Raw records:
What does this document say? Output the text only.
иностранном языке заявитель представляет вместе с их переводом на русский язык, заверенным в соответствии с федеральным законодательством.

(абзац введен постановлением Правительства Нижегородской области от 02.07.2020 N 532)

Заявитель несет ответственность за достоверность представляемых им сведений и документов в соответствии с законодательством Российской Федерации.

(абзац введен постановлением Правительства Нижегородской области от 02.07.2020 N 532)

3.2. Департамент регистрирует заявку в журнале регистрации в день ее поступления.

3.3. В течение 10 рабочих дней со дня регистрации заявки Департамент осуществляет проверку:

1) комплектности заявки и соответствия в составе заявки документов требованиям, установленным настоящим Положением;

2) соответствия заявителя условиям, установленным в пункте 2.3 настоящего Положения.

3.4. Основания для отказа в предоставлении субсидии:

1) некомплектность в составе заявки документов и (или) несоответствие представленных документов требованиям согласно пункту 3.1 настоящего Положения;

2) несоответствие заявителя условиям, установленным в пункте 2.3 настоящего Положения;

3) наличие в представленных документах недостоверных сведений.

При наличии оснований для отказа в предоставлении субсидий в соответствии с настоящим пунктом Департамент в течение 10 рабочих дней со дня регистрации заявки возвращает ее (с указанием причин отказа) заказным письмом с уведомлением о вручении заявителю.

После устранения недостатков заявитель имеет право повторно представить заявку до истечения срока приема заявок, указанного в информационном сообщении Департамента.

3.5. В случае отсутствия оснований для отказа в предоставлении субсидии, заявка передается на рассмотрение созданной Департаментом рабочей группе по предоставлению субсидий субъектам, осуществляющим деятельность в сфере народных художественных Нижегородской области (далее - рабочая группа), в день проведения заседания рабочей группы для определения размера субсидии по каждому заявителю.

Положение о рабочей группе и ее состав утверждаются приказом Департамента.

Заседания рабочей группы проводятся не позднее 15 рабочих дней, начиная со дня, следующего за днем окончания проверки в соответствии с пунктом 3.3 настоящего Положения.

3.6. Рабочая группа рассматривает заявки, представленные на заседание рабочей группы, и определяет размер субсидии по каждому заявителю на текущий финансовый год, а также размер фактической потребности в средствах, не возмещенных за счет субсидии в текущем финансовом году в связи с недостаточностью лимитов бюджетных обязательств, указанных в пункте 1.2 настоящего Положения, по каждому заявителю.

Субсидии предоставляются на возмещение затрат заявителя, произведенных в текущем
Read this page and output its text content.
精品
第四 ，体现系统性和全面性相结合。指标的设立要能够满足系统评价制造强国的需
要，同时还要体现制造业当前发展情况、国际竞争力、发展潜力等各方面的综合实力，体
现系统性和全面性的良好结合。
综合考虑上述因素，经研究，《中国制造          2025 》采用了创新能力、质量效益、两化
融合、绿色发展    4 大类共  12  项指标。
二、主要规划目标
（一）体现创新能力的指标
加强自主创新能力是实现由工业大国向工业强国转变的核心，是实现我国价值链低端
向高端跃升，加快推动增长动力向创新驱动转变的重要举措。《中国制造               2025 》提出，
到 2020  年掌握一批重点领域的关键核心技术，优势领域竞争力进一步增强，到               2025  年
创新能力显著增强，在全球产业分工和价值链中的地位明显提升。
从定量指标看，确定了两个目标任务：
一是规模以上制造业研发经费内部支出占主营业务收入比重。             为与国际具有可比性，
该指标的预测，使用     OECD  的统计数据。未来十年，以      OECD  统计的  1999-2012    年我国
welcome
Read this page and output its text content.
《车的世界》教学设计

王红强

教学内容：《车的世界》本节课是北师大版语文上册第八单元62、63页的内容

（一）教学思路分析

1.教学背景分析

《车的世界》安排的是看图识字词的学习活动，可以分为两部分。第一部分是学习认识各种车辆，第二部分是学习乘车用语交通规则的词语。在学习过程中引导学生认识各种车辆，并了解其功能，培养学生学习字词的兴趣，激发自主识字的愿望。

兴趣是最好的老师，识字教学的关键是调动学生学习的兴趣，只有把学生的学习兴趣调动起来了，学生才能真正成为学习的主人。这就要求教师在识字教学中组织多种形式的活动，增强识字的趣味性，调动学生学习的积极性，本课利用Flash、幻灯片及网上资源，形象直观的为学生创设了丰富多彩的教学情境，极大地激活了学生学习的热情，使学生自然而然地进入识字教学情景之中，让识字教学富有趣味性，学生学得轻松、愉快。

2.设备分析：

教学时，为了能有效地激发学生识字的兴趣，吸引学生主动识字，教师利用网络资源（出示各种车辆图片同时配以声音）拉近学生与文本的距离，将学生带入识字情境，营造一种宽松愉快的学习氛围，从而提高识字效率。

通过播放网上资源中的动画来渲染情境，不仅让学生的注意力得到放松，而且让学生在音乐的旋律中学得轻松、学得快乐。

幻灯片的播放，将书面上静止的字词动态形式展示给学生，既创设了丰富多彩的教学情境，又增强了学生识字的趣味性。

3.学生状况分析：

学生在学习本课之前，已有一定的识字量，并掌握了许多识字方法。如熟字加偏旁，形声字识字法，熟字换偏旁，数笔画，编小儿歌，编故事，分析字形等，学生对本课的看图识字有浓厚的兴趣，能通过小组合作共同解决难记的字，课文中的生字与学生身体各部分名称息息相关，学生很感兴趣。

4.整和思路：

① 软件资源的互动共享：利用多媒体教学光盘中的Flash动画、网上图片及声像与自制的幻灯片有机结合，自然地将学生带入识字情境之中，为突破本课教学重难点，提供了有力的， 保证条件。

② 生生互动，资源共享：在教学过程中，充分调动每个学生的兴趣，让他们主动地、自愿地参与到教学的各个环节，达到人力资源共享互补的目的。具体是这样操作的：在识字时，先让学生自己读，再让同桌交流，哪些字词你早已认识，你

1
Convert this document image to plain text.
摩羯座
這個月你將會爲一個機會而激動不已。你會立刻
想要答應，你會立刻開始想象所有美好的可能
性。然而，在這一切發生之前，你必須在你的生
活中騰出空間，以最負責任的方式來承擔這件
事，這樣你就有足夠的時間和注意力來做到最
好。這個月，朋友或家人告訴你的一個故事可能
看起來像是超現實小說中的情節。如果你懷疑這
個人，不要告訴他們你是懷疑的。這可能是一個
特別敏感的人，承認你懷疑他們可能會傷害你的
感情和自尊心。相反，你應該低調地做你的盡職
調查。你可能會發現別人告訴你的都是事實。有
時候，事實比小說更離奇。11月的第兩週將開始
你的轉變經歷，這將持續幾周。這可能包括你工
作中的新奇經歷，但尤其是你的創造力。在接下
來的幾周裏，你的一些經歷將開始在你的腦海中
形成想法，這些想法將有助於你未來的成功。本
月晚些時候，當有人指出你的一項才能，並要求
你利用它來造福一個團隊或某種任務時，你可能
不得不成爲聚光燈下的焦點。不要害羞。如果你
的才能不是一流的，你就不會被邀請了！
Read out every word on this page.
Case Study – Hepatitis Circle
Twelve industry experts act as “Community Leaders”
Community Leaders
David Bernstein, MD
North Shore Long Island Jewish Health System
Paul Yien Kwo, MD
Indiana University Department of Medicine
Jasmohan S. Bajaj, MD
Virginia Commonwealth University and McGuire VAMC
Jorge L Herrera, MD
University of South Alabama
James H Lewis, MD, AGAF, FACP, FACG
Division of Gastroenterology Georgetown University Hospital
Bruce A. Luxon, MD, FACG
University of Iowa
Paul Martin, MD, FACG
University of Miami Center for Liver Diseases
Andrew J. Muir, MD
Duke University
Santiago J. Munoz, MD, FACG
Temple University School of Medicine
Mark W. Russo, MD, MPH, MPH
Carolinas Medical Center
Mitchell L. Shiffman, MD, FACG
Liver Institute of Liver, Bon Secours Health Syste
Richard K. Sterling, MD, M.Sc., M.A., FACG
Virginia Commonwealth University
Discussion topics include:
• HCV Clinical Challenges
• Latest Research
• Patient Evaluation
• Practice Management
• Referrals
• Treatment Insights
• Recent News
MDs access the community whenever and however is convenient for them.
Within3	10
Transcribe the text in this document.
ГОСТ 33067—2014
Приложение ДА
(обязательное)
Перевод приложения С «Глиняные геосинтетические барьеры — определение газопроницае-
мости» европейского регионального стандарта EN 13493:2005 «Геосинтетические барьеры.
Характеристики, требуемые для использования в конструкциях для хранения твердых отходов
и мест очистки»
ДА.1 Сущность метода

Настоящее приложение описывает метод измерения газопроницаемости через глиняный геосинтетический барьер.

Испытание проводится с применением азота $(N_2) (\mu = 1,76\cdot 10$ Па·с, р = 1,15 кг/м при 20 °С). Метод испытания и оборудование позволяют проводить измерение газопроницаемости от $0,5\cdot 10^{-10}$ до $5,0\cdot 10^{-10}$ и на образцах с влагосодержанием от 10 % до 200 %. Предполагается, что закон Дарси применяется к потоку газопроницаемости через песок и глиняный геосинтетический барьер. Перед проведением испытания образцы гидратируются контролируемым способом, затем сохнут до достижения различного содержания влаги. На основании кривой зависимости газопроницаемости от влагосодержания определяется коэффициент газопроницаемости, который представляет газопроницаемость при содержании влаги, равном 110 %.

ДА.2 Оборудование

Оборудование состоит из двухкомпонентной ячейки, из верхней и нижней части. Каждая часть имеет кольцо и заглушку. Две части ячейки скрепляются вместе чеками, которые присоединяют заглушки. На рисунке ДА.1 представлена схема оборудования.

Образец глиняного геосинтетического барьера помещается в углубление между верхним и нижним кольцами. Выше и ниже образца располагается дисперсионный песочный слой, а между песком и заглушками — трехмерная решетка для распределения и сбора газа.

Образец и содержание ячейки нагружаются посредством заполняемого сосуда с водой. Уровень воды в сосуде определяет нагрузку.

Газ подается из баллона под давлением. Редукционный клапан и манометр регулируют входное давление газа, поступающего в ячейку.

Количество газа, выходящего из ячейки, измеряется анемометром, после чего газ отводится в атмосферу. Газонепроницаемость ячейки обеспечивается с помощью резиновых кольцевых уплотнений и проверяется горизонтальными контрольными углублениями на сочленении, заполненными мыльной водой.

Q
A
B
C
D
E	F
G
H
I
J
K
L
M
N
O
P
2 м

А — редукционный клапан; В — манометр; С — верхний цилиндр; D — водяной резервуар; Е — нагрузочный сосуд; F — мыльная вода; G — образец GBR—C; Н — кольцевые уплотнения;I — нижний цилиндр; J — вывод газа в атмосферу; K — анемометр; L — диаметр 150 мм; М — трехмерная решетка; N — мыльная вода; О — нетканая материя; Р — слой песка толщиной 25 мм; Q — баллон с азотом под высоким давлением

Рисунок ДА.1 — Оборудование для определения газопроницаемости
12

GOAL: Among the lines of the listing, how many hold the string "текущем"? Respond with only the number.

WORKED SOLUTION: 2